[Records]

------------------------------

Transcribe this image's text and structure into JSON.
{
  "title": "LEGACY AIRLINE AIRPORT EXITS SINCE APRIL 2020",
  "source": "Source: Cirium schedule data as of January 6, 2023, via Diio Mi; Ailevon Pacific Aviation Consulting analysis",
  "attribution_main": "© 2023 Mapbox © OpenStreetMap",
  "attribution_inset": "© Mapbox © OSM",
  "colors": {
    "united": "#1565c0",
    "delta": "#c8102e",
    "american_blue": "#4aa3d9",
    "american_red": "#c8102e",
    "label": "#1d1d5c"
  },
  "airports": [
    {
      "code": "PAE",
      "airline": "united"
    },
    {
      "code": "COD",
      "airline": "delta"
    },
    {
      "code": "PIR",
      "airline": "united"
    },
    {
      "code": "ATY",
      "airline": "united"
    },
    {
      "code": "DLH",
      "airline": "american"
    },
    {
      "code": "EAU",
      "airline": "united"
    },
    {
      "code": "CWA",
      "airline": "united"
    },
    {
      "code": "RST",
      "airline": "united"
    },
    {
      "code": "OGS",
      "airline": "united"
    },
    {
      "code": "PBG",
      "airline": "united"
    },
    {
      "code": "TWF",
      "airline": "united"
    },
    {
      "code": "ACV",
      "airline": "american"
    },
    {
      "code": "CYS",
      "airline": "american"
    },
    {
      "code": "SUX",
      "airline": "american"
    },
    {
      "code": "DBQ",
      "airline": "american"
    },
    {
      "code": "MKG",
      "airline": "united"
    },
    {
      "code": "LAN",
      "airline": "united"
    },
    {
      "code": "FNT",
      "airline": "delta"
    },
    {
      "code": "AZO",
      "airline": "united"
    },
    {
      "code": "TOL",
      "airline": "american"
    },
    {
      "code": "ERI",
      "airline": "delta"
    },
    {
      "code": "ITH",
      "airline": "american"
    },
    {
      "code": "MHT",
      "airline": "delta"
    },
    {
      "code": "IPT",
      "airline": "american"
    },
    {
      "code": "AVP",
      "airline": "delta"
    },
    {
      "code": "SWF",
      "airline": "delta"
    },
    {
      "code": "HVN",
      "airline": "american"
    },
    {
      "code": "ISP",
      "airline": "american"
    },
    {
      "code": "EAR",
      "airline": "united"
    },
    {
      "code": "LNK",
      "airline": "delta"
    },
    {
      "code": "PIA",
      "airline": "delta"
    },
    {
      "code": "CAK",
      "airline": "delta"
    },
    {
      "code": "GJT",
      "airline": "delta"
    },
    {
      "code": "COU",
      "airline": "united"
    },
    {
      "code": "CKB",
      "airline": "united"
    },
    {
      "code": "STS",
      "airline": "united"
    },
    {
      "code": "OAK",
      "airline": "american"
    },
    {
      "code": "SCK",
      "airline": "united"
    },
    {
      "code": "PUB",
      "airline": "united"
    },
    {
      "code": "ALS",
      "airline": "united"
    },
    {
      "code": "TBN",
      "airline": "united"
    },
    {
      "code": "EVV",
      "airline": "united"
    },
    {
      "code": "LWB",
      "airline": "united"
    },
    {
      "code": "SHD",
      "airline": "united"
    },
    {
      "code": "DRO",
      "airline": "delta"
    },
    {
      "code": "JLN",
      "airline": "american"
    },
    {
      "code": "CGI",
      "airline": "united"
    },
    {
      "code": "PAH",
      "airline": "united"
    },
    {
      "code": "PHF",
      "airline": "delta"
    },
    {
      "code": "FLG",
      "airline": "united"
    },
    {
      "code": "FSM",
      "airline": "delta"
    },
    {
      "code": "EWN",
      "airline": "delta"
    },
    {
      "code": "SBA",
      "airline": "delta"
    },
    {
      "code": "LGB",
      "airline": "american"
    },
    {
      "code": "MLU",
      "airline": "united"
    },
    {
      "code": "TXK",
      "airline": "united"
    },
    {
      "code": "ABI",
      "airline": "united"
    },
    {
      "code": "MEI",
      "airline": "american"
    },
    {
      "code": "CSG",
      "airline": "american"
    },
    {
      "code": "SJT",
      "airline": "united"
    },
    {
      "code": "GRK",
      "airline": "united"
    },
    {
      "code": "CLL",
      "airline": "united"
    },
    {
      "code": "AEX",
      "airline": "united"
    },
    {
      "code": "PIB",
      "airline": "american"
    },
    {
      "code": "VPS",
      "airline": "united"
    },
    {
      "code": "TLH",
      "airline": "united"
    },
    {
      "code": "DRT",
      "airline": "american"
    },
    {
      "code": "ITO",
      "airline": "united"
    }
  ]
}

------------------------------

- _Exercise requirements_
Reproduce all of the entries word for word.

- _Response to this exercise_
Transcribe this image's text and structure into JSON.
{
  "title": "LEGACY AIRLINE AIRPORT EXITS SINCE APRIL 2020",
  "source": "Source: Cirium schedule data as of January 6, 2023, via Diio Mi; Ailevon Pacific Aviation Consulting analysis",
  "attribution_main": "© 2023 Mapbox © OpenStreetMap",
  "attribution_inset": "© Mapbox © OSM",
  "colors": {
    "united": "#1565c0",
    "delta": "#c8102e",
    "american_blue": "#4aa3d9",
    "american_red": "#c8102e",
    "label": "#1d1d5c"
  },
  "airports": [
    {
      "code": "PAE",
      "airline": "united"
    },
    {
      "code": "COD",
      "airline": "delta"
    },
    {
      "code": "PIR",
      "airline": "united"
    },
    {
      "code": "ATY",
      "airline": "united"
    },
    {
      "code": "DLH",
      "airline": "american"
    },
    {
      "code": "EAU",
      "airline": "united"
    },
    {
      "code": "CWA",
      "airline": "united"
    },
    {
      "code": "RST",
      "airline": "united"
    },
    {
      "code": "OGS",
      "airline": "united"
    },
    {
      "code": "PBG",
      "airline": "united"
    },
    {
      "code": "TWF",
      "airline": "united"
    },
    {
      "code": "ACV",
      "airline": "american"
    },
    {
      "code": "CYS",
      "airline": "american"
    },
    {
      "code": "SUX",
      "airline": "american"
    },
    {
      "code": "DBQ",
      "airline": "american"
    },
    {
      "code": "MKG",
      "airline": "united"
    },
    {
      "code": "LAN",
      "airline": "united"
    },
    {
      "code": "FNT",
      "airline": "delta"
    },
    {
      "code": "AZO",
      "airline": "united"
    },
    {
      "code": "TOL",
      "airline": "american"
    },
    {
      "code": "ERI",
      "airline": "delta"
    },
    {
      "code": "ITH",
      "airline": "american"
    },
    {
      "code": "MHT",
      "airline": "delta"
    },
    {
      "code": "IPT",
      "airline": "american"
    },
    {
      "code": "AVP",
      "airline": "delta"
    },
    {
      "code": "SWF",
      "airline": "delta"
    },
    {
      "code": "HVN",
      "airline": "american"
    },
    {
      "code": "ISP",
      "airline": "american"
    },
    {
      "code": "EAR",
      "airline": "united"
    },
    {
      "code": "LNK",
      "airline": "delta"
    },
    {
      "code": "PIA",
      "airline": "delta"
    },
    {
      "code": "CAK",
      "airline": "delta"
    },
    {
      "code": "GJT",
      "airline": "delta"
    },
    {
      "code": "COU",
      "airline": "united"
    },
    {
      "code": "CKB",
      "airline": "united"
    },
    {
      "code": "STS",
      "airline": "united"
    },
    {
      "code": "OAK",
      "airline": "american"
    },
    {
      "code": "SCK",
      "airline": "united"
    },
    {
      "code": "PUB",
      "airline": "united"
    },
    {
      "code": "ALS",
      "airline": "united"
    },
    {
      "code": "TBN",
      "airline": "united"
    },
    {
      "code": "EVV",
      "airline": "united"
    },
    {
      "code": "LWB",
      "airline": "united"
    },
    {
      "code": "SHD",
      "airline": "united"
    },
    {
      "code": "DRO",
      "airline": "delta"
    },
    {
      "code": "JLN",
      "airline": "american"
    },
    {
      "code": "CGI",
      "airline": "united"
    },
    {
      "code": "PAH",
      "airline": "united"
    },
    {
      "code": "PHF",
      "airline": "delta"
    },
    {
      "code": "FLG",
      "airline": "united"
    },
    {
      "code": "FSM",
      "airline": "delta"
    },
    {
      "code": "EWN",
      "airline": "delta"
    },
    {
      "code": "SBA",
      "airline": "delta"
    },
    {
      "code": "LGB",
      "airline": "american"
    },
    {
      "code": "MLU",
      "airline": "united"
    },
    {
      "code": "TXK",
      "airline": "united"
    },
    {
      "code": "ABI",
      "airline": "united"
    },
    {
      "code": "MEI",
      "airline": "american"
    },
    {
      "code": "CSG",
      "airline": "american"
    },
    {
      "code": "SJT",
      "airline": "united"
    },
    {
      "code": "GRK",
      "airline": "united"
    },
    {
      "code": "CLL",
      "airline": "united"
    },
    {
      "code": "AEX",
      "airline": "united"
    },
    {
      "code": "PIB",
      "airline": "american"
    },
    {
      "code": "VPS",
      "airline": "united"
    },
    {
      "code": "TLH",
      "airline": "united"
    },
    {
      "code": "DRT",
      "airline": "american"
    },
    {
      "code": "ITO",
      "airline": "united"
    }
  ]
}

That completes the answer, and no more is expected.